--- START Data shown ---

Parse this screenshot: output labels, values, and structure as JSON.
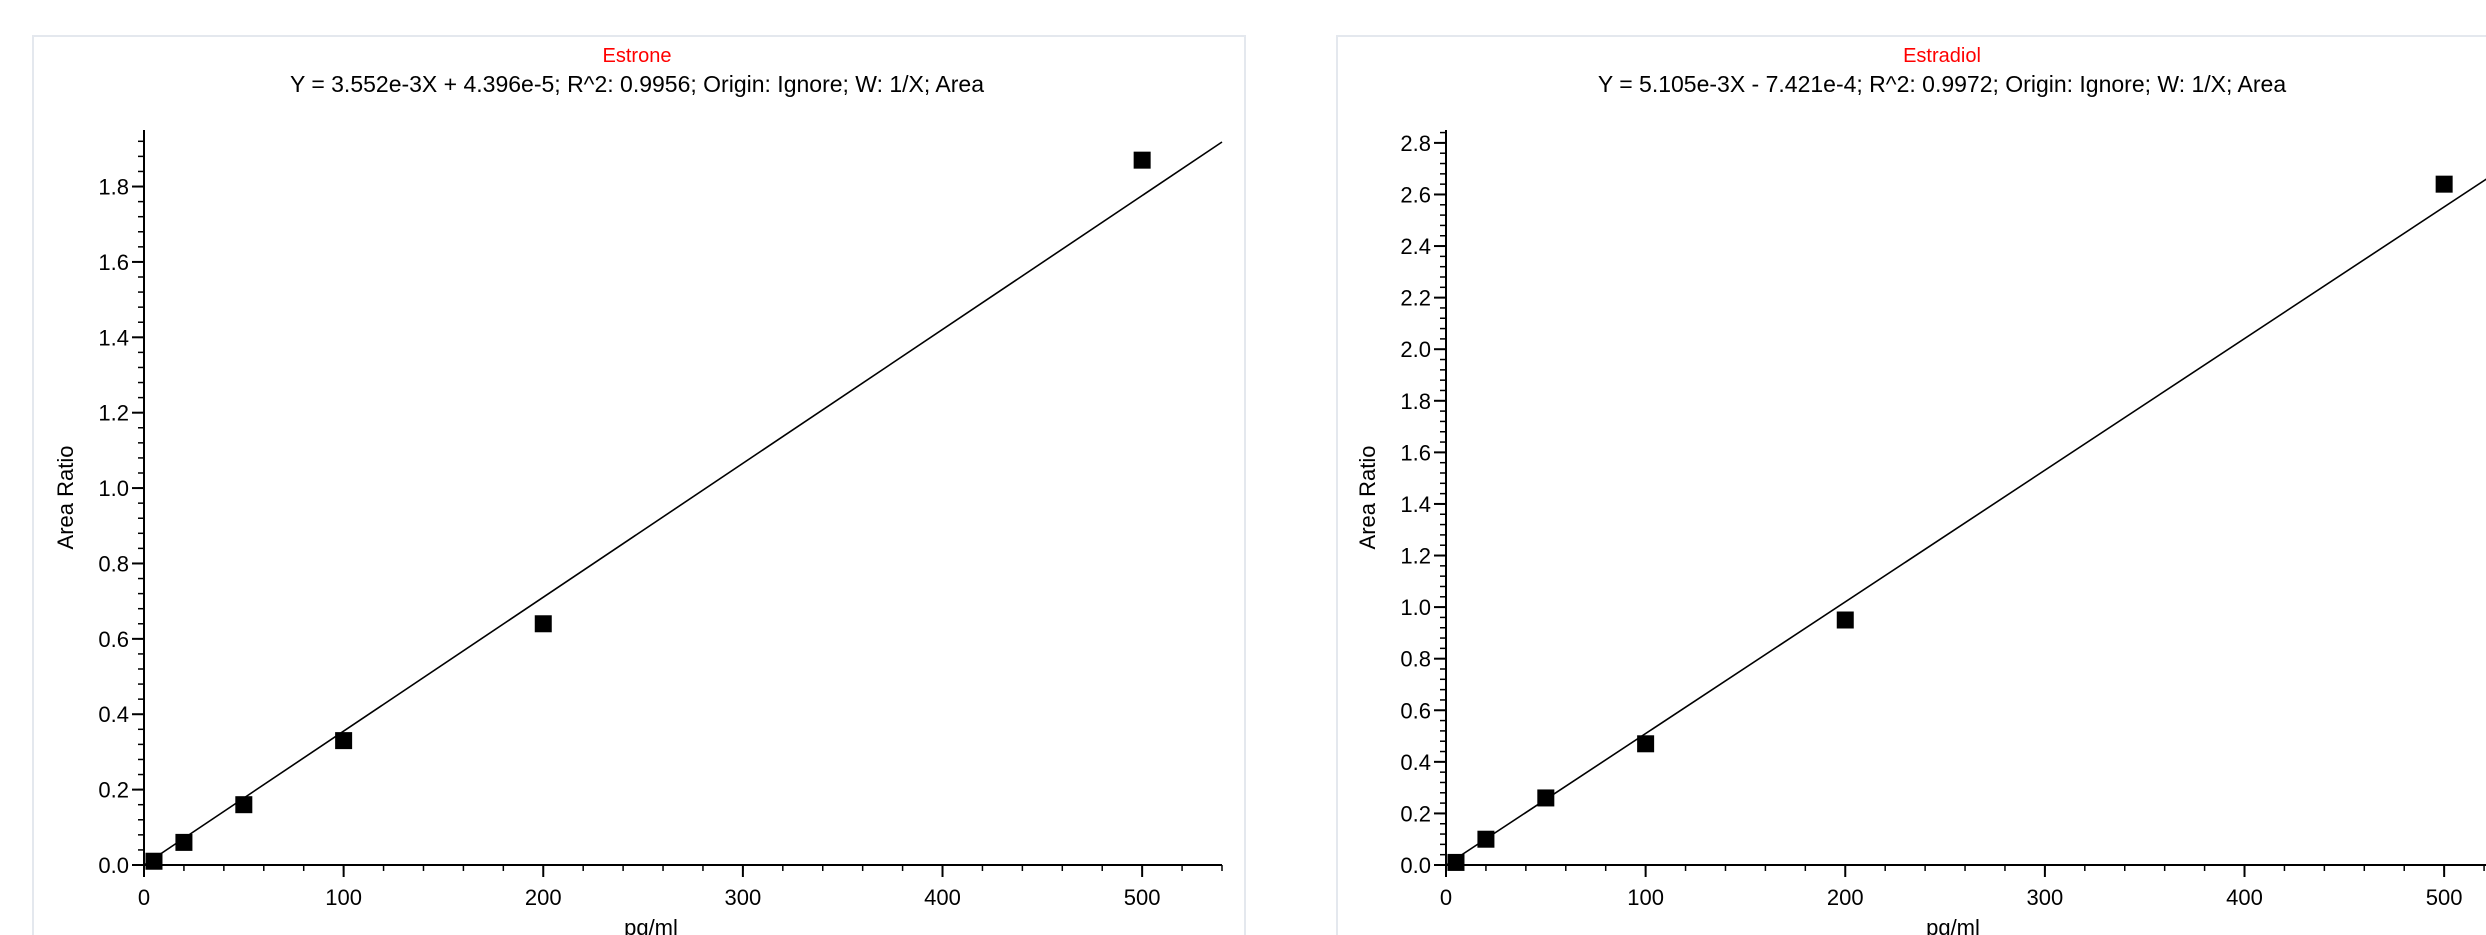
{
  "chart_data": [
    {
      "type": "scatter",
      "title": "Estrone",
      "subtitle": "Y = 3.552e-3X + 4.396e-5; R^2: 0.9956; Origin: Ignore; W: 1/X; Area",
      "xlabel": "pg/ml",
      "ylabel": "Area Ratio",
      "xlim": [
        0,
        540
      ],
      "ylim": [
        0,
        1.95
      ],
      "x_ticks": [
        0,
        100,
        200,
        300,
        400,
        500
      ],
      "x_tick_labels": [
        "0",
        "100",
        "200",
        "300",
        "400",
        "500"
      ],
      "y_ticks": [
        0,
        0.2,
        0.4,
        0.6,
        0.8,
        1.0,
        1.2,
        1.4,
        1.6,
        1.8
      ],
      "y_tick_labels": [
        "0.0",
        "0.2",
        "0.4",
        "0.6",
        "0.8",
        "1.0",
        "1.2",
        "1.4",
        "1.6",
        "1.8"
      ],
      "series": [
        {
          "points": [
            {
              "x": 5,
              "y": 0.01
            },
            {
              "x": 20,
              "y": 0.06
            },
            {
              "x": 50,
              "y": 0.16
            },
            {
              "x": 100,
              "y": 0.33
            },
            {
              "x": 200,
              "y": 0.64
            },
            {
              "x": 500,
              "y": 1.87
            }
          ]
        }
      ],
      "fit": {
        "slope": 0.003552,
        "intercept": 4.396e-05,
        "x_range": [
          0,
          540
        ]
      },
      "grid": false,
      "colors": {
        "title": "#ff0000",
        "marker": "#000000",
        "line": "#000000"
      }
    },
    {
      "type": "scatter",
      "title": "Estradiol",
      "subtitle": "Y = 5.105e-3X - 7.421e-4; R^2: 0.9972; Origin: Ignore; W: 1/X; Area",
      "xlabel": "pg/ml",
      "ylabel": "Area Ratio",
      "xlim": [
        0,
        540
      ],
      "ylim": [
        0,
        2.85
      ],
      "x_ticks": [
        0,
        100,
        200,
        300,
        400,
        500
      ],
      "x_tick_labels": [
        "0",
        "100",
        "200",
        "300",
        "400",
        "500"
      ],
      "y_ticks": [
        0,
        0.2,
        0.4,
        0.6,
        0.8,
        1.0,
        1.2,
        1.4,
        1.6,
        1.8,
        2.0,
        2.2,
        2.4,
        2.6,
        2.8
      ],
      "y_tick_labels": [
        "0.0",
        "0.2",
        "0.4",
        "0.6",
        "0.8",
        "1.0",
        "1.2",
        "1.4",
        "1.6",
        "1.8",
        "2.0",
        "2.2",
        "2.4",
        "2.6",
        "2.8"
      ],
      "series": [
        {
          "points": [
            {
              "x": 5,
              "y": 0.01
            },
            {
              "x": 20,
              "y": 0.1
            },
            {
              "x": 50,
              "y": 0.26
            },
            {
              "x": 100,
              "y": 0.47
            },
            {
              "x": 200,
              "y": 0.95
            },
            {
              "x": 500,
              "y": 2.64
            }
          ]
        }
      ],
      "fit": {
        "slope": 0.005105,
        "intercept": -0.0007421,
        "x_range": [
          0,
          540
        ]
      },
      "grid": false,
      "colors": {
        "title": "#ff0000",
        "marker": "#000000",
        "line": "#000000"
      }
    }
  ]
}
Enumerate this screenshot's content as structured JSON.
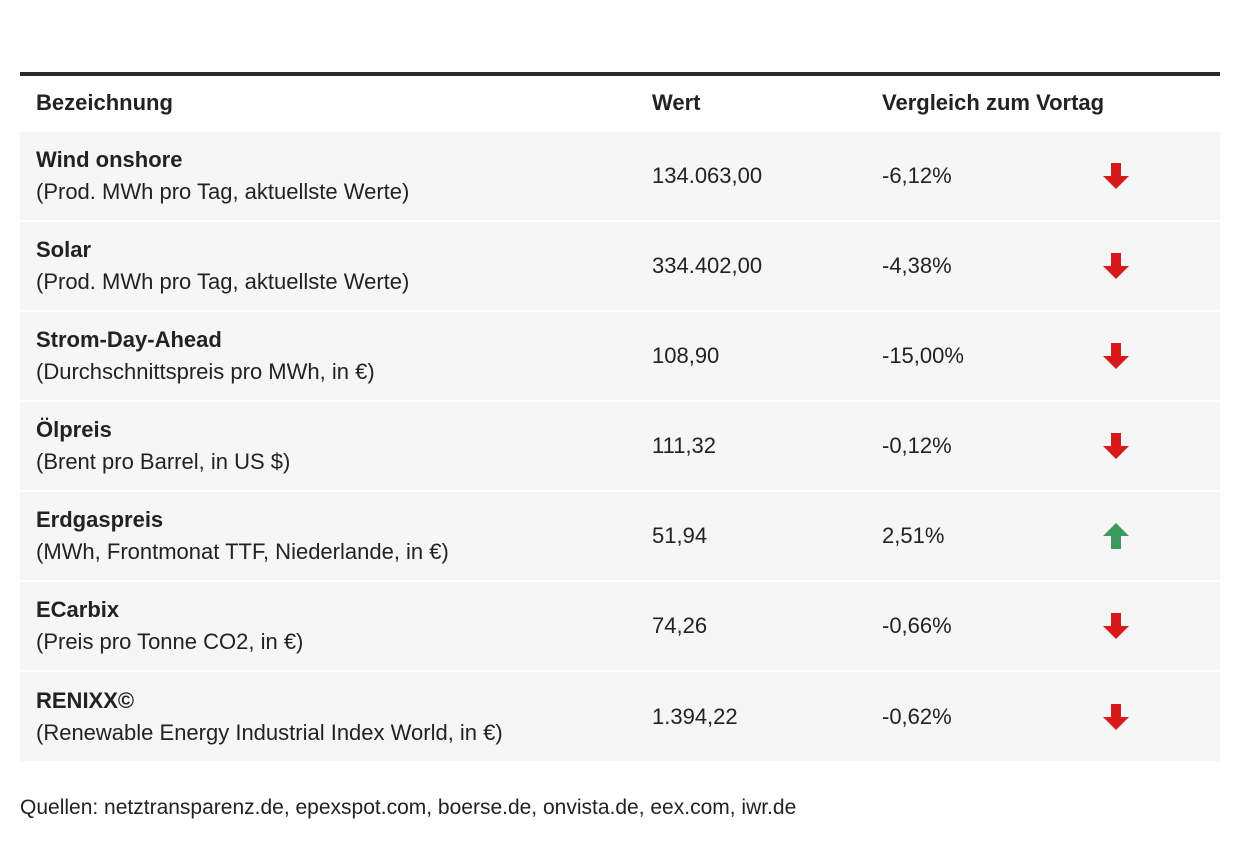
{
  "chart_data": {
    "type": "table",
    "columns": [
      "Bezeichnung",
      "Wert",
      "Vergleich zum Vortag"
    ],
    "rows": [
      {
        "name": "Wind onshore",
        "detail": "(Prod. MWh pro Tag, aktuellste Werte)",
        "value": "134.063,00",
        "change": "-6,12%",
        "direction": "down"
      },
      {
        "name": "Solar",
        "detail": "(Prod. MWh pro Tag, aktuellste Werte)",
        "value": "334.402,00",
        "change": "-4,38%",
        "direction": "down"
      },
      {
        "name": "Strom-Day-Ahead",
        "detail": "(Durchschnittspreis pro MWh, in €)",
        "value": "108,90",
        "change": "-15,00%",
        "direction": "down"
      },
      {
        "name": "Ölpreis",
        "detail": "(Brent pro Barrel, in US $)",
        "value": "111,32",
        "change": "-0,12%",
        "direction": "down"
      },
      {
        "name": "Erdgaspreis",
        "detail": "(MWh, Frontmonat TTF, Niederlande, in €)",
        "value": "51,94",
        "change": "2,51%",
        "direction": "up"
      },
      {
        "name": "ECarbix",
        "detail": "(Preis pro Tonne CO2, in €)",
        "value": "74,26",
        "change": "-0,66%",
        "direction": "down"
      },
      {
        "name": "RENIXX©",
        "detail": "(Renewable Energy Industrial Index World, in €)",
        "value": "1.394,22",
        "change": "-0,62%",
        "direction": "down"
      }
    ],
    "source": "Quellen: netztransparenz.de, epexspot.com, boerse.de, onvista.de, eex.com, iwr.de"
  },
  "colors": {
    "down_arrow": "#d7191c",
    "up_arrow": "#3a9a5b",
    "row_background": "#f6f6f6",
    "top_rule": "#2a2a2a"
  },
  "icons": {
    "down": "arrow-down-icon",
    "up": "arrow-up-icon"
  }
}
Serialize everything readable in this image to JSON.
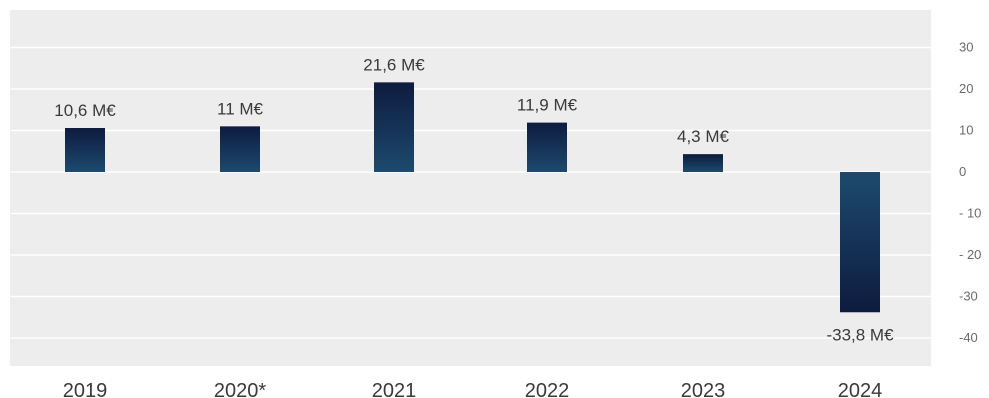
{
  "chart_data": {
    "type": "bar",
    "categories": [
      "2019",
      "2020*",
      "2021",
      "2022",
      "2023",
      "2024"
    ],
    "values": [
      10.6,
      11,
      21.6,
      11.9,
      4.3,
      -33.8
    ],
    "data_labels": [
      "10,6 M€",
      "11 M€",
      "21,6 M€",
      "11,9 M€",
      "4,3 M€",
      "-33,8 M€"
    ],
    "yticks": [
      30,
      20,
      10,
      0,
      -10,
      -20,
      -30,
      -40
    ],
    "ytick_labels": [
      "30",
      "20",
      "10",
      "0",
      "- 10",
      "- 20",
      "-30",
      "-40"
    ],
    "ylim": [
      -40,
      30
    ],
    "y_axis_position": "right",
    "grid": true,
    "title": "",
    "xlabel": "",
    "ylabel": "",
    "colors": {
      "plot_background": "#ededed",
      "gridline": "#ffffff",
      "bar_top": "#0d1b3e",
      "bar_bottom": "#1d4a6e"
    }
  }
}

--- END Data shown ---

» **Do this**
Return every line in the listing that contains the word "screenshot".

» **Final result**
Parse this screenshot: output labels, values, and structure as JSON.
Enumerate this screenshot's content as structured JSON.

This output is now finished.